*Your task*:
Drop the pictures, then extract the listing word for word.

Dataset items
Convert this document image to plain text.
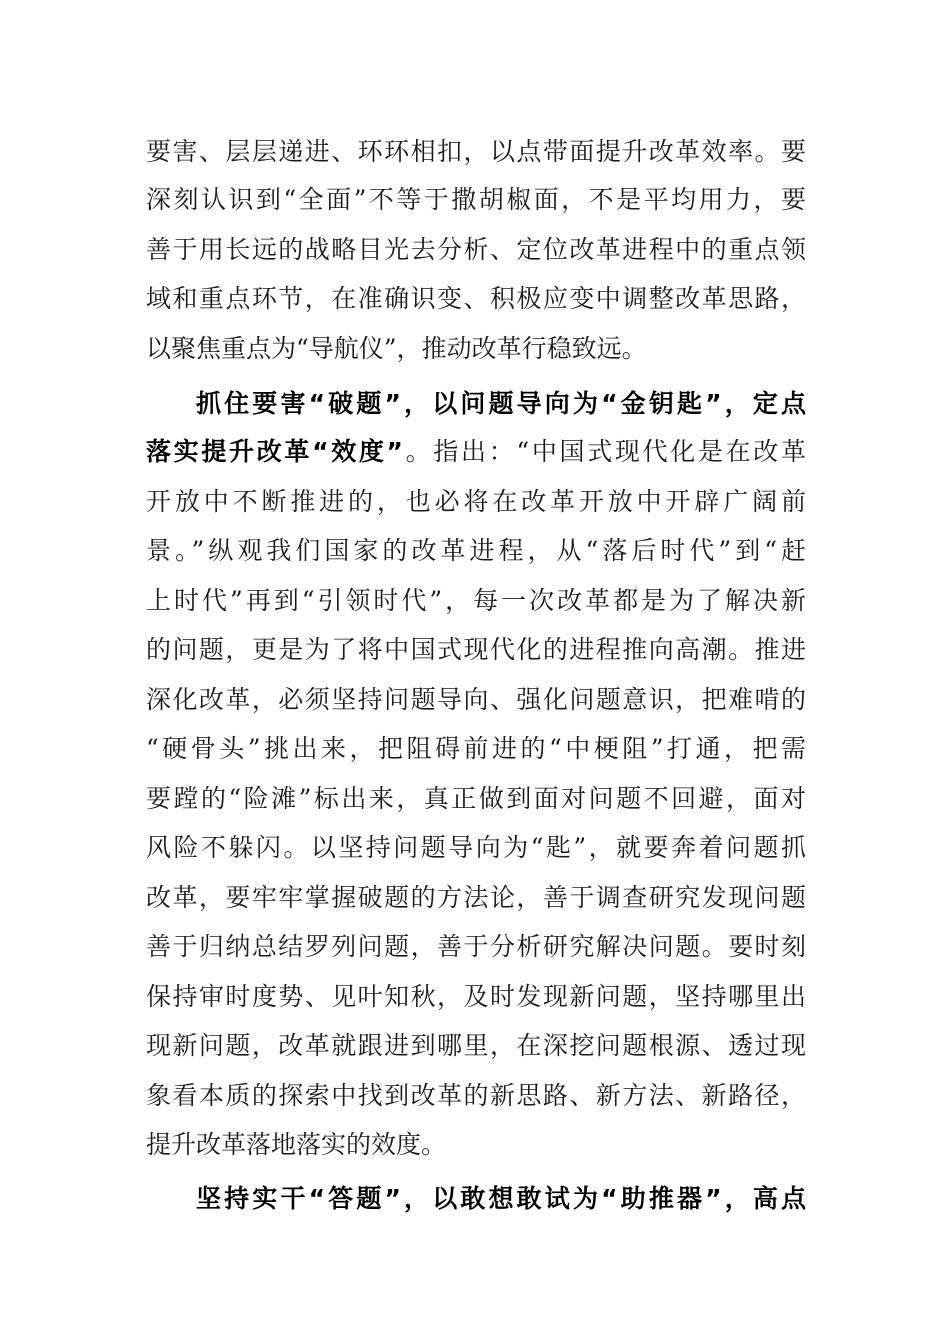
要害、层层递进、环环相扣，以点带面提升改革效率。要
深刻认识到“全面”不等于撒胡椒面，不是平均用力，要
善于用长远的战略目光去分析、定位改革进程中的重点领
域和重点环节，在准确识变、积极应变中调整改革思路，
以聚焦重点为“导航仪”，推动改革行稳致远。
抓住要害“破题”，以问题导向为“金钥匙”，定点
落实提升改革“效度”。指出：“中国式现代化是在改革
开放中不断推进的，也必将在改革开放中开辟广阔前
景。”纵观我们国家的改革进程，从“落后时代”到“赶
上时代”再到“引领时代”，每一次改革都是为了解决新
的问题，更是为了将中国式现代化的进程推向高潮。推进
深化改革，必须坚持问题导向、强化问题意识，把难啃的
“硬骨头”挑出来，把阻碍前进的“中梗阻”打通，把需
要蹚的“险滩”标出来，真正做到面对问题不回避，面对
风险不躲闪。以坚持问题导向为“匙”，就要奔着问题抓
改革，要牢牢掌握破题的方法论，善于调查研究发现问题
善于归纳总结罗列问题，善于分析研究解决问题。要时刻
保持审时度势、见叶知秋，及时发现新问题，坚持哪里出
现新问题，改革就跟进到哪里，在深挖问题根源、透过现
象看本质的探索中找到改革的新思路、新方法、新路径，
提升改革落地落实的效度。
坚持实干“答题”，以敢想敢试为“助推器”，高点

*Answer to the problem*:
Convert this document image to plain text.
要害、层层递进、环环相扣，以点带面提升改革效率。要
深刻认识到“全面”不等于撒胡椒面，不是平均用力，要
善于用长远的战略目光去分析、定位改革进程中的重点领
域和重点环节，在准确识变、积极应变中调整改革思路，
以聚焦重点为“导航仪”，推动改革行稳致远。
抓住要害“破题”，以问题导向为“金钥匙”，定点
落实提升改革“效度”。指出：“中国式现代化是在改革
开放中不断推进的，也必将在改革开放中开辟广阔前
景。”纵观我们国家的改革进程，从“落后时代”到“赶
上时代”再到“引领时代”，每一次改革都是为了解决新
的问题，更是为了将中国式现代化的进程推向高潮。推进
深化改革，必须坚持问题导向、强化问题意识，把难啃的
“硬骨头”挑出来，把阻碍前进的“中梗阻”打通，把需
要蹚的“险滩”标出来，真正做到面对问题不回避，面对
风险不躲闪。以坚持问题导向为“匙”，就要奔着问题抓
改革，要牢牢掌握破题的方法论，善于调查研究发现问题
善于归纳总结罗列问题，善于分析研究解决问题。要时刻
保持审时度势、见叶知秋，及时发现新问题，坚持哪里出
现新问题，改革就跟进到哪里，在深挖问题根源、透过现
象看本质的探索中找到改革的新思路、新方法、新路径，
提升改革落地落实的效度。
坚持实干“答题”，以敢想敢试为“助推器”，高点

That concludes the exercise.